-- start --
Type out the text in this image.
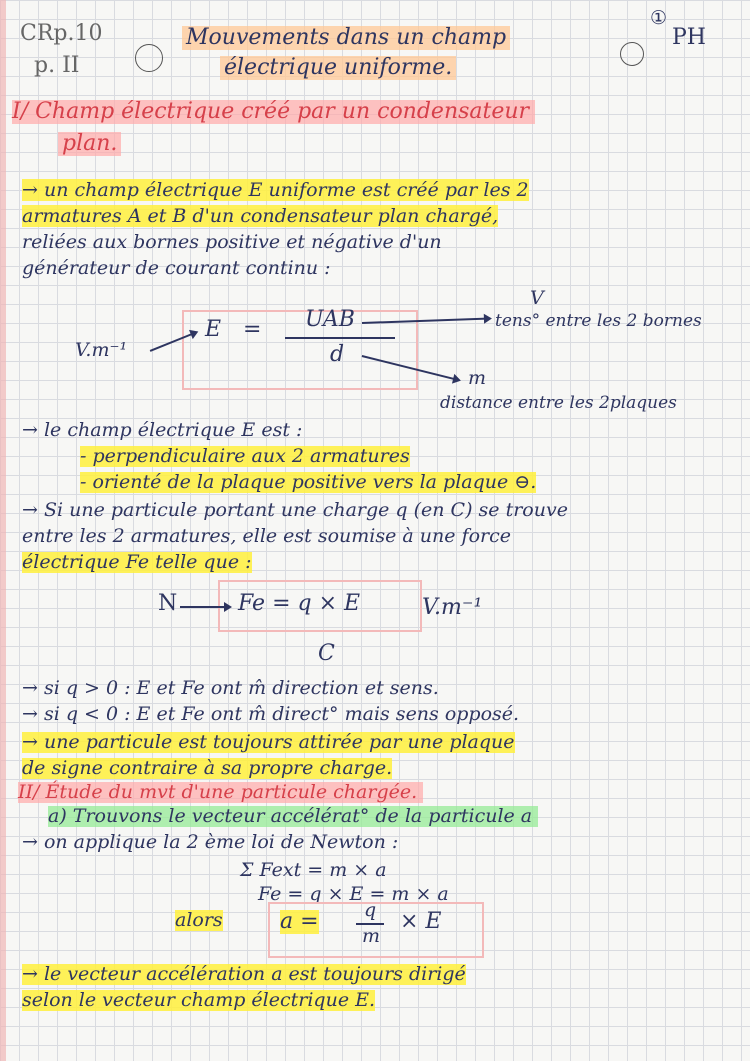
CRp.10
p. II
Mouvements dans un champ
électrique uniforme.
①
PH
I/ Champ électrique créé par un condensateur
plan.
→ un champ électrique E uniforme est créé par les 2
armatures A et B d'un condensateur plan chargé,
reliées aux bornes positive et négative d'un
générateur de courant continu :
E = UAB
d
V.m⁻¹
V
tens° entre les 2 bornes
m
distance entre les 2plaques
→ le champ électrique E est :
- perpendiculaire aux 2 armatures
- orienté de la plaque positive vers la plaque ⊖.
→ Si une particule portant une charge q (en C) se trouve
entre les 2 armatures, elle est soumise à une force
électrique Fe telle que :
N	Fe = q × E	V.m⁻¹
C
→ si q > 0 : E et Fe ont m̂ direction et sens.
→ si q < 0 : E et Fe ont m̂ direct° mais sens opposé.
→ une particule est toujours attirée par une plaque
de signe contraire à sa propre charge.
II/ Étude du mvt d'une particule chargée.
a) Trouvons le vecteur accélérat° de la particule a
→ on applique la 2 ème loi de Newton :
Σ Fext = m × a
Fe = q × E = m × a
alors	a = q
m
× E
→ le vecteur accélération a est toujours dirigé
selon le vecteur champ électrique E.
-- end --
-- start --
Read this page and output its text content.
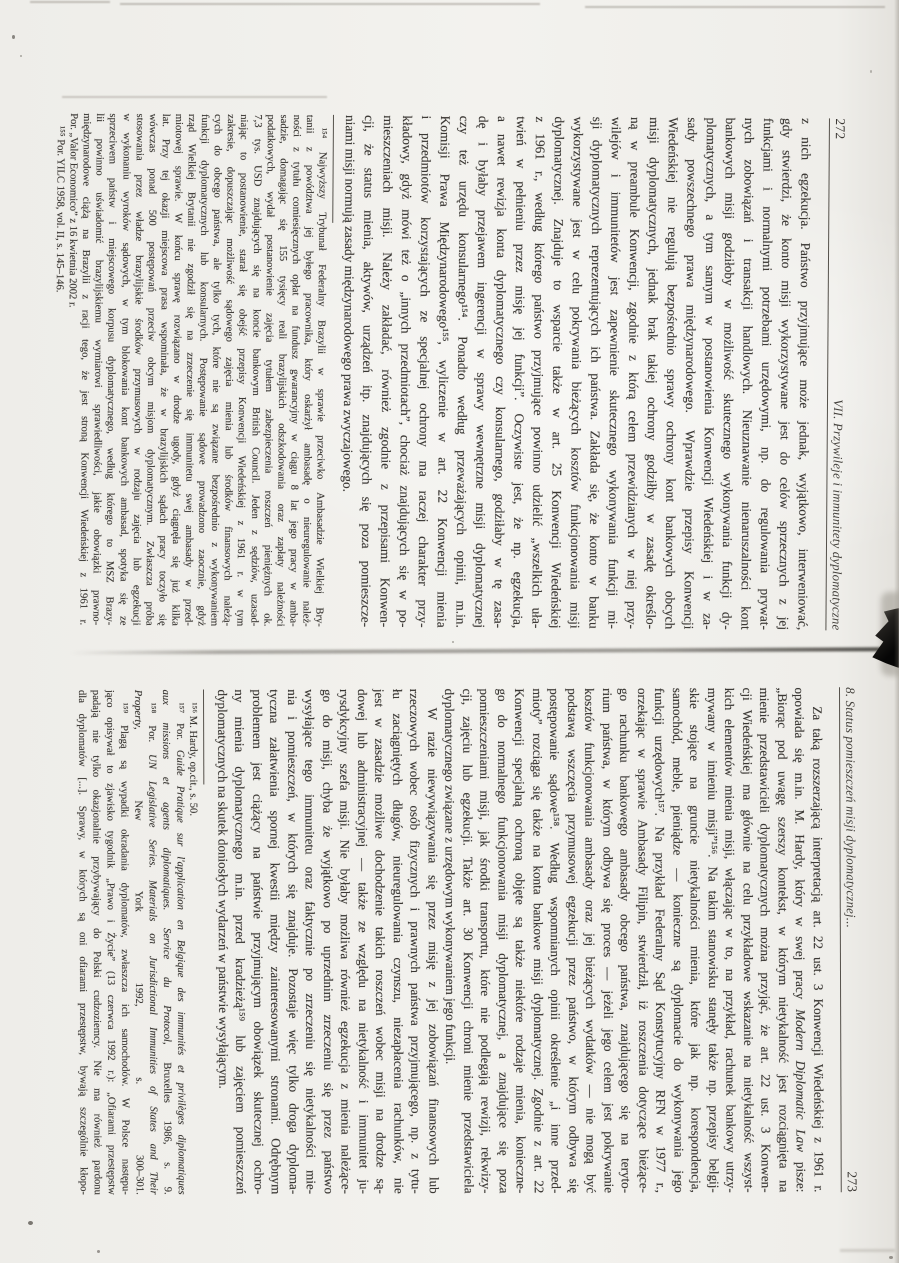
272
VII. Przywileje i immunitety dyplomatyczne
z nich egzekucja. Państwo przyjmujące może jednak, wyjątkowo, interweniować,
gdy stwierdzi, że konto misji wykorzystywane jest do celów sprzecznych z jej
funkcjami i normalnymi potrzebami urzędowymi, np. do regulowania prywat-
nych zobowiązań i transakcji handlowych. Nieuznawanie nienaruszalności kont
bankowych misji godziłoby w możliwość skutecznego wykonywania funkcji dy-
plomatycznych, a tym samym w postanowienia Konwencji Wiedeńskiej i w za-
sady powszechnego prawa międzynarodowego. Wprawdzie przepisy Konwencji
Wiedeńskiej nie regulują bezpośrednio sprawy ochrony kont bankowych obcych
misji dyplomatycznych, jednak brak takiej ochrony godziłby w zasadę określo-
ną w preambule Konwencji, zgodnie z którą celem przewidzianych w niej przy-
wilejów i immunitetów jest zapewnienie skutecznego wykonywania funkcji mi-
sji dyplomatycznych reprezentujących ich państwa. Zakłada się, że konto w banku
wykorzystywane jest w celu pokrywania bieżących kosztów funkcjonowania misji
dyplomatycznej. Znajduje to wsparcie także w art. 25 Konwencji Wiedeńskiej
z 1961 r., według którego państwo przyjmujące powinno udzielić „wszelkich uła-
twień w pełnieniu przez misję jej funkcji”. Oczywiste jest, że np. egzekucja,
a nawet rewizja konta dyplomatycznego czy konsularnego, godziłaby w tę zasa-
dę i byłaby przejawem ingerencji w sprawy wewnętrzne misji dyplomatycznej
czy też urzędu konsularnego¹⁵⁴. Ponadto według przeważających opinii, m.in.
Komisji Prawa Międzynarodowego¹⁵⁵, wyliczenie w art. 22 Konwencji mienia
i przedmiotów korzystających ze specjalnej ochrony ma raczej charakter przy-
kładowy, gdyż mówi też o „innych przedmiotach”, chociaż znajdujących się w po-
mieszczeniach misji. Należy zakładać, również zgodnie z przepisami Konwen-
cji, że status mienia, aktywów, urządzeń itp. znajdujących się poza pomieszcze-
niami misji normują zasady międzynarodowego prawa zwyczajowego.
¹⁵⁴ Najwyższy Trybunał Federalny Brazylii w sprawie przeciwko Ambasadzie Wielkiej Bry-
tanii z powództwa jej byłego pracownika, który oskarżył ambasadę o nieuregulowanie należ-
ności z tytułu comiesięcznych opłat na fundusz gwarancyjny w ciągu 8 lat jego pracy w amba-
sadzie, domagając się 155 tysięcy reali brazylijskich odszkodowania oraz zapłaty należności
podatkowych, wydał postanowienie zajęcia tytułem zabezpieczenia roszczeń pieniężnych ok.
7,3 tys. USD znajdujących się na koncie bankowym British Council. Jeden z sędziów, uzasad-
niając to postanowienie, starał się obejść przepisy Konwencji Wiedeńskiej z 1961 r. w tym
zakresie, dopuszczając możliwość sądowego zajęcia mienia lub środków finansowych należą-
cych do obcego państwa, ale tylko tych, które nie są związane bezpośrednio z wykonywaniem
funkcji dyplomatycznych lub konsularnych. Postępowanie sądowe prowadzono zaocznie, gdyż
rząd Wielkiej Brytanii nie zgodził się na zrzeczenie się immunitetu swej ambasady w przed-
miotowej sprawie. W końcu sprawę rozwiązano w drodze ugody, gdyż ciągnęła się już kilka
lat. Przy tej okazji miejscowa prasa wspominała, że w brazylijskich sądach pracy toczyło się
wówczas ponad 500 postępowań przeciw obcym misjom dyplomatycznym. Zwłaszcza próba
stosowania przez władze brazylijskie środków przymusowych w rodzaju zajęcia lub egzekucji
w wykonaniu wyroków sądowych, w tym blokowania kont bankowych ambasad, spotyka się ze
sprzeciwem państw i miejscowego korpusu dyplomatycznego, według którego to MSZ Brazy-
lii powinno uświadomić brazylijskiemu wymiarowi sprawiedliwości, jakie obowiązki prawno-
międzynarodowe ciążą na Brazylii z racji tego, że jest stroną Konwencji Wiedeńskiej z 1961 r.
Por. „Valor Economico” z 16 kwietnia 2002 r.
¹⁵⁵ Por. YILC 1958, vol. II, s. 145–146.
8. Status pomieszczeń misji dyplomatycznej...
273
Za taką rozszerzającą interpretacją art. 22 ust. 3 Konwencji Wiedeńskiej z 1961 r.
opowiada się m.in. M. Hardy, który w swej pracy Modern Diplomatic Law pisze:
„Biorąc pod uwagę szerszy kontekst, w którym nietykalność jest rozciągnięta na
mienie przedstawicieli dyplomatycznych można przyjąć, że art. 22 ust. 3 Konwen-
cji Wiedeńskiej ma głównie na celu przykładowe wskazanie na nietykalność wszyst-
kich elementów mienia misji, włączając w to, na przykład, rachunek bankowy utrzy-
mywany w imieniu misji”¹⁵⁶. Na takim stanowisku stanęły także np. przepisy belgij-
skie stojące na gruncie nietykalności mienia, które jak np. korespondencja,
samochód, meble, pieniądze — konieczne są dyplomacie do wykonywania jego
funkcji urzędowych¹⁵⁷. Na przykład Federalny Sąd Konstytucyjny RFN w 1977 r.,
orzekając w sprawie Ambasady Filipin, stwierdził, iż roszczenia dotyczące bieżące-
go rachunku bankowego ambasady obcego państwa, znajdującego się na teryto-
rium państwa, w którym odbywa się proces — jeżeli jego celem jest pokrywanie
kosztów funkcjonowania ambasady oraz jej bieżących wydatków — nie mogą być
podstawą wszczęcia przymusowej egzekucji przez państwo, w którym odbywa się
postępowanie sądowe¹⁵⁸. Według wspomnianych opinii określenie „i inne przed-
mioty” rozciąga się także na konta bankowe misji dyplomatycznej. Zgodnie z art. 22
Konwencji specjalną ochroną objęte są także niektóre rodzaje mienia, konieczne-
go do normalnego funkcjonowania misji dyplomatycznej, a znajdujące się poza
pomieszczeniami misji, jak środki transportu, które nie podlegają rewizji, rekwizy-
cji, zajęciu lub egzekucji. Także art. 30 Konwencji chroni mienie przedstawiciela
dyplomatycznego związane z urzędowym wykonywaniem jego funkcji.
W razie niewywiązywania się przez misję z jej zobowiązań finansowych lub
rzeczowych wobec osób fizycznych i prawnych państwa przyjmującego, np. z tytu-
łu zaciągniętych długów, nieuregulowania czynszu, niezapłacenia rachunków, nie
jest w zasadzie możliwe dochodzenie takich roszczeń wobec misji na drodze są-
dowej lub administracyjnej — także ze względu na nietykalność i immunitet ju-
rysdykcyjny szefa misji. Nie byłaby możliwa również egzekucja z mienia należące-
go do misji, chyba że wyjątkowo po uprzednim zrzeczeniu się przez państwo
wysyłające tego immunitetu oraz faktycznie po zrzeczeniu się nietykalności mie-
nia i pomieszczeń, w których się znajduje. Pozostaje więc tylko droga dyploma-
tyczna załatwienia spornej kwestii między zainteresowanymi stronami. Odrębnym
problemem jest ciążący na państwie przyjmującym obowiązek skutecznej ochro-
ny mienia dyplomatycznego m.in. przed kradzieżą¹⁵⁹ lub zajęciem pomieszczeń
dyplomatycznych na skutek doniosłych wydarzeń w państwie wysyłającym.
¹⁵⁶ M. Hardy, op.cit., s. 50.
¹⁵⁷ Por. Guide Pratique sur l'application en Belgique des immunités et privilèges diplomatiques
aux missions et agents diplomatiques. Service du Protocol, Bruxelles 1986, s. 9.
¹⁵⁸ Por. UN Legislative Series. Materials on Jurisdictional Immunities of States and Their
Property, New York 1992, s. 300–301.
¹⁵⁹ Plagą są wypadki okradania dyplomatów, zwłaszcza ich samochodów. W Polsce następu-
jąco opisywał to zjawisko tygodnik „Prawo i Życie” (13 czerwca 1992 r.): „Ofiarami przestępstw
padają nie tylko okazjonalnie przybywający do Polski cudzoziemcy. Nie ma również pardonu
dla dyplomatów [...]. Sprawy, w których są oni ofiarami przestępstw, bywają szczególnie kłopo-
-- end --
#### Task goal:
Gather from the entries above all lines that include the string "swej".

#### The answer:
rząd Wielkiej Brytanii nie zgodził się na zrzeczenie się immunitetu swej ambasady w przed-
opowiada się m.in. M. Hardy, który w swej pracy Modern Diplomatic Law pisze:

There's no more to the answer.